Stated task:
Every record below should be printed exactly as it appears.

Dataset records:
----------------
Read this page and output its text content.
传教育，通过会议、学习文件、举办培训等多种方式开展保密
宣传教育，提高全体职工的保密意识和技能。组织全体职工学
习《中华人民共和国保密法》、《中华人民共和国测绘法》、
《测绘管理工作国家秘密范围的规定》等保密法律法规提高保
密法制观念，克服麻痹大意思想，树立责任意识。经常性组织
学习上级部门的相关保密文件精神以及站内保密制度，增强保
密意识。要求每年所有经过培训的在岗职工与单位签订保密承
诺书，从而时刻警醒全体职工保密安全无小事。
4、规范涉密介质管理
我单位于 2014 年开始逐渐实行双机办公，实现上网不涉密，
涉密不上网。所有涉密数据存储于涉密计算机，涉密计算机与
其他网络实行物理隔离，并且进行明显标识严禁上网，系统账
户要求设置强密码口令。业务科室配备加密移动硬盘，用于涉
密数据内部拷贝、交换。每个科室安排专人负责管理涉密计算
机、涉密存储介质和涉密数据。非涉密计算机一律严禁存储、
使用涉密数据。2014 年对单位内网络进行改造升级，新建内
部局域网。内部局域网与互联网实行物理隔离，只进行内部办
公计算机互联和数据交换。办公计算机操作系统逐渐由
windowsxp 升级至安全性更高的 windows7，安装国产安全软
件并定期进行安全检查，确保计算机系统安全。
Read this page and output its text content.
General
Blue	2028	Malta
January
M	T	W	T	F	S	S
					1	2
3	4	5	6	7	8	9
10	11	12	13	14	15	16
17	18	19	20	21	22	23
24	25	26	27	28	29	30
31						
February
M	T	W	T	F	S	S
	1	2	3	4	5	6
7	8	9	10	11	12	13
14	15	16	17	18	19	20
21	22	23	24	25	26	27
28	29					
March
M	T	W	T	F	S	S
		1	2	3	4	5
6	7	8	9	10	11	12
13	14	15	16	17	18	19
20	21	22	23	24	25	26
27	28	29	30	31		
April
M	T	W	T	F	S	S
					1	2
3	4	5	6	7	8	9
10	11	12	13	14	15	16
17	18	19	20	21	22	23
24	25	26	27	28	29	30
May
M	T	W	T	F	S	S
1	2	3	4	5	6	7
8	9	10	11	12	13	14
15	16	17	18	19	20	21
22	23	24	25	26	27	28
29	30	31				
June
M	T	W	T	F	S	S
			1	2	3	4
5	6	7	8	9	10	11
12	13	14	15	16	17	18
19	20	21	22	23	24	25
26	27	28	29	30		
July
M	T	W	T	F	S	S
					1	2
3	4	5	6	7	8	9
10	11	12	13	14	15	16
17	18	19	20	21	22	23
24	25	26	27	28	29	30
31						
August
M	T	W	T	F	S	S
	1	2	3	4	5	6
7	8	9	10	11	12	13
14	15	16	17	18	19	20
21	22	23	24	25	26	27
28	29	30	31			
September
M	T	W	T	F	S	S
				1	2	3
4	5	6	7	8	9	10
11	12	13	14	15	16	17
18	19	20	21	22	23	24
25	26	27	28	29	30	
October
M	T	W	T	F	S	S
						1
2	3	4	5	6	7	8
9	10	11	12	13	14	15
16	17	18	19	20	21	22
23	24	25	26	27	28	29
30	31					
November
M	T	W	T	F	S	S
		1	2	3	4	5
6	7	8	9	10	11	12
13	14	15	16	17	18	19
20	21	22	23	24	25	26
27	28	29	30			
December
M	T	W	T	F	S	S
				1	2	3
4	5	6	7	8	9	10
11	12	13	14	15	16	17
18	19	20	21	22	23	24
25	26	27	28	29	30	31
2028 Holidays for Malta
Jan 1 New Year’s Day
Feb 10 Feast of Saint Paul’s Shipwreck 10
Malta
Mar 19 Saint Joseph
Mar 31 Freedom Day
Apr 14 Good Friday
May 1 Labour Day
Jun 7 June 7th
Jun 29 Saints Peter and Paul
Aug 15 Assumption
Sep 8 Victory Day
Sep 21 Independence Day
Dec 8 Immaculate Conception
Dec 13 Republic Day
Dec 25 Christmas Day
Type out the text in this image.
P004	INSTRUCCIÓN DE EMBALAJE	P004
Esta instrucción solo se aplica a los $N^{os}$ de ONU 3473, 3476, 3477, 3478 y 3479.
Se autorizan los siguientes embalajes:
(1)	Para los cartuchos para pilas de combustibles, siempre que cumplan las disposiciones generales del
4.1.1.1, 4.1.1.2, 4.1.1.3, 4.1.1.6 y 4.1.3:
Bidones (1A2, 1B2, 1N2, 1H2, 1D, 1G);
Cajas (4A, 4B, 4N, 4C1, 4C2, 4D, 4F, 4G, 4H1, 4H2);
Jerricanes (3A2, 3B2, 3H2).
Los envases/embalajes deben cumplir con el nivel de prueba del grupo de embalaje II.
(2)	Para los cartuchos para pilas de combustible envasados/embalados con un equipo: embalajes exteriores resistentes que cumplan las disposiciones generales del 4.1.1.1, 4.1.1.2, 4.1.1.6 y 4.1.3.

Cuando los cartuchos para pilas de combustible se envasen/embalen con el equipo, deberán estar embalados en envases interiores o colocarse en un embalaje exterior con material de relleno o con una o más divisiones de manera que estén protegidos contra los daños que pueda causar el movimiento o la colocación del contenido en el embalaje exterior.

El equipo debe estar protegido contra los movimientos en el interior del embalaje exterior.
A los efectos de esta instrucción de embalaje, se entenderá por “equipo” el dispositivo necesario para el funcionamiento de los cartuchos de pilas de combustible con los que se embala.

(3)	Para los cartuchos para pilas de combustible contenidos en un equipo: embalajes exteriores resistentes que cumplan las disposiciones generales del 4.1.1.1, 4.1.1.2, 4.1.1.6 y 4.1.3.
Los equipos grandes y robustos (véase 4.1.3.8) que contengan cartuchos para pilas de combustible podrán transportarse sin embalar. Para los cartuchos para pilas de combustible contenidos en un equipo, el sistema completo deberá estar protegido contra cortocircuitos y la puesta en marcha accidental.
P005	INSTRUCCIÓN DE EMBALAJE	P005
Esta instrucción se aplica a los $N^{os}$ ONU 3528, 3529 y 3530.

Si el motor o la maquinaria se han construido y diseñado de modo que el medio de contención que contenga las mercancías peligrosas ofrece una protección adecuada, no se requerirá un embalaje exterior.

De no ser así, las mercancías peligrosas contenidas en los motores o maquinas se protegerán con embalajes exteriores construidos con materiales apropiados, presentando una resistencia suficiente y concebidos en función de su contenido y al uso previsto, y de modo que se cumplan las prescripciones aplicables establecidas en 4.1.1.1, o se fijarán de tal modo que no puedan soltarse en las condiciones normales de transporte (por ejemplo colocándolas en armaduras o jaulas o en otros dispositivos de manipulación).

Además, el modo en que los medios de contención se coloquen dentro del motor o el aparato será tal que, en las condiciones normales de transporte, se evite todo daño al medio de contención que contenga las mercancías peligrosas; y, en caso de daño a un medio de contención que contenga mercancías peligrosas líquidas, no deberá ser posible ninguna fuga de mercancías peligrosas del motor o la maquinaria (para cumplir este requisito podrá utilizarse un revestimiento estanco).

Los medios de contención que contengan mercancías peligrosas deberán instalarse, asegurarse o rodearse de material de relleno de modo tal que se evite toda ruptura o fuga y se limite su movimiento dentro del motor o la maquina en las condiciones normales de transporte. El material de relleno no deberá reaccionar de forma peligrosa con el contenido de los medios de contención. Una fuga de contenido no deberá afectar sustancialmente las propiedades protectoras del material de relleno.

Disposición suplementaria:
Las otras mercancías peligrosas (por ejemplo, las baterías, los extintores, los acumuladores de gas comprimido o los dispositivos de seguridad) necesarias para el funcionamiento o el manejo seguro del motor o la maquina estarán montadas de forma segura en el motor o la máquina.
----------------
Result for this task:
Read this page and output its text content.
传教育，通过会议、学习文件、举办培训等多种方式开展保密
宣传教育，提高全体职工的保密意识和技能。组织全体职工学
习《中华人民共和国保密法》、《中华人民共和国测绘法》、
《测绘管理工作国家秘密范围的规定》等保密法律法规提高保
密法制观念，克服麻痹大意思想，树立责任意识。经常性组织
学习上级部门的相关保密文件精神以及站内保密制度，增强保
密意识。要求每年所有经过培训的在岗职工与单位签订保密承
诺书，从而时刻警醒全体职工保密安全无小事。
4、规范涉密介质管理
我单位于 2014 年开始逐渐实行双机办公，实现上网不涉密，
涉密不上网。所有涉密数据存储于涉密计算机，涉密计算机与
其他网络实行物理隔离，并且进行明显标识严禁上网，系统账
户要求设置强密码口令。业务科室配备加密移动硬盘，用于涉
密数据内部拷贝、交换。每个科室安排专人负责管理涉密计算
机、涉密存储介质和涉密数据。非涉密计算机一律严禁存储、
使用涉密数据。2014 年对单位内网络进行改造升级，新建内
部局域网。内部局域网与互联网实行物理隔离，只进行内部办
公计算机互联和数据交换。办公计算机操作系统逐渐由
windowsxp 升级至安全性更高的 windows7，安装国产安全软
件并定期进行安全检查，确保计算机系统安全。
Read this page and output its text content.
General
Blue	2028	Malta
January
M	T	W	T	F	S	S
					1	2
3	4	5	6	7	8	9
10	11	12	13	14	15	16
17	18	19	20	21	22	23
24	25	26	27	28	29	30
31						
February
M	T	W	T	F	S	S
	1	2	3	4	5	6
7	8	9	10	11	12	13
14	15	16	17	18	19	20
21	22	23	24	25	26	27
28	29					
March
M	T	W	T	F	S	S
		1	2	3	4	5
6	7	8	9	10	11	12
13	14	15	16	17	18	19
20	21	22	23	24	25	26
27	28	29	30	31		
April
M	T	W	T	F	S	S
					1	2
3	4	5	6	7	8	9
10	11	12	13	14	15	16
17	18	19	20	21	22	23
24	25	26	27	28	29	30
May
M	T	W	T	F	S	S
1	2	3	4	5	6	7
8	9	10	11	12	13	14
15	16	17	18	19	20	21
22	23	24	25	26	27	28
29	30	31				
June
M	T	W	T	F	S	S
			1	2	3	4
5	6	7	8	9	10	11
12	13	14	15	16	17	18
19	20	21	22	23	24	25
26	27	28	29	30		
July
M	T	W	T	F	S	S
					1	2
3	4	5	6	7	8	9
10	11	12	13	14	15	16
17	18	19	20	21	22	23
24	25	26	27	28	29	30
31						
August
M	T	W	T	F	S	S
	1	2	3	4	5	6
7	8	9	10	11	12	13
14	15	16	17	18	19	20
21	22	23	24	25	26	27
28	29	30	31			
September
M	T	W	T	F	S	S
				1	2	3
4	5	6	7	8	9	10
11	12	13	14	15	16	17
18	19	20	21	22	23	24
25	26	27	28	29	30	
October
M	T	W	T	F	S	S
						1
2	3	4	5	6	7	8
9	10	11	12	13	14	15
16	17	18	19	20	21	22
23	24	25	26	27	28	29
30	31					
November
M	T	W	T	F	S	S
		1	2	3	4	5
6	7	8	9	10	11	12
13	14	15	16	17	18	19
20	21	22	23	24	25	26
27	28	29	30			
December
M	T	W	T	F	S	S
				1	2	3
4	5	6	7	8	9	10
11	12	13	14	15	16	17
18	19	20	21	22	23	24
25	26	27	28	29	30	31
2028 Holidays for Malta
Jan 1 New Year’s Day
Feb 10 Feast of Saint Paul’s Shipwreck 10
Malta
Mar 19 Saint Joseph
Mar 31 Freedom Day
Apr 14 Good Friday
May 1 Labour Day
Jun 7 June 7th
Jun 29 Saints Peter and Paul
Aug 15 Assumption
Sep 8 Victory Day
Sep 21 Independence Day
Dec 8 Immaculate Conception
Dec 13 Republic Day
Dec 25 Christmas Day
Type out the text in this image.
P004	INSTRUCCIÓN DE EMBALAJE	P004
Esta instrucción solo se aplica a los $N^{os}$ de ONU 3473, 3476, 3477, 3478 y 3479.
Se autorizan los siguientes embalajes:
(1)	Para los cartuchos para pilas de combustibles, siempre que cumplan las disposiciones generales del
4.1.1.1, 4.1.1.2, 4.1.1.3, 4.1.1.6 y 4.1.3:
Bidones (1A2, 1B2, 1N2, 1H2, 1D, 1G);
Cajas (4A, 4B, 4N, 4C1, 4C2, 4D, 4F, 4G, 4H1, 4H2);
Jerricanes (3A2, 3B2, 3H2).
Los envases/embalajes deben cumplir con el nivel de prueba del grupo de embalaje II.
(2)	Para los cartuchos para pilas de combustible envasados/embalados con un equipo: embalajes exteriores resistentes que cumplan las disposiciones generales del 4.1.1.1, 4.1.1.2, 4.1.1.6 y 4.1.3.

Cuando los cartuchos para pilas de combustible se envasen/embalen con el equipo, deberán estar embalados en envases interiores o colocarse en un embalaje exterior con material de relleno o con una o más divisiones de manera que estén protegidos contra los daños que pueda causar el movimiento o la colocación del contenido en el embalaje exterior.

El equipo debe estar protegido contra los movimientos en el interior del embalaje exterior.
A los efectos de esta instrucción de embalaje, se entenderá por “equipo” el dispositivo necesario para el funcionamiento de los cartuchos de pilas de combustible con los que se embala.

(3)	Para los cartuchos para pilas de combustible contenidos en un equipo: embalajes exteriores resistentes que cumplan las disposiciones generales del 4.1.1.1, 4.1.1.2, 4.1.1.6 y 4.1.3.
Los equipos grandes y robustos (véase 4.1.3.8) que contengan cartuchos para pilas de combustible podrán transportarse sin embalar. Para los cartuchos para pilas de combustible contenidos en un equipo, el sistema completo deberá estar protegido contra cortocircuitos y la puesta en marcha accidental.
P005	INSTRUCCIÓN DE EMBALAJE	P005
Esta instrucción se aplica a los $N^{os}$ ONU 3528, 3529 y 3530.

Si el motor o la maquinaria se han construido y diseñado de modo que el medio de contención que contenga las mercancías peligrosas ofrece una protección adecuada, no se requerirá un embalaje exterior.

De no ser así, las mercancías peligrosas contenidas en los motores o maquinas se protegerán con embalajes exteriores construidos con materiales apropiados, presentando una resistencia suficiente y concebidos en función de su contenido y al uso previsto, y de modo que se cumplan las prescripciones aplicables establecidas en 4.1.1.1, o se fijarán de tal modo que no puedan soltarse en las condiciones normales de transporte (por ejemplo colocándolas en armaduras o jaulas o en otros dispositivos de manipulación).

Además, el modo en que los medios de contención se coloquen dentro del motor o el aparato será tal que, en las condiciones normales de transporte, se evite todo daño al medio de contención que contenga las mercancías peligrosas; y, en caso de daño a un medio de contención que contenga mercancías peligrosas líquidas, no deberá ser posible ninguna fuga de mercancías peligrosas del motor o la maquinaria (para cumplir este requisito podrá utilizarse un revestimiento estanco).

Los medios de contención que contengan mercancías peligrosas deberán instalarse, asegurarse o rodearse de material de relleno de modo tal que se evite toda ruptura o fuga y se limite su movimiento dentro del motor o la maquina en las condiciones normales de transporte. El material de relleno no deberá reaccionar de forma peligrosa con el contenido de los medios de contención. Una fuga de contenido no deberá afectar sustancialmente las propiedades protectoras del material de relleno.

Disposición suplementaria:
Las otras mercancías peligrosas (por ejemplo, las baterías, los extintores, los acumuladores de gas comprimido o los dispositivos de seguridad) necesarias para el funcionamiento o el manejo seguro del motor o la maquina estarán montadas de forma segura en el motor o la máquina.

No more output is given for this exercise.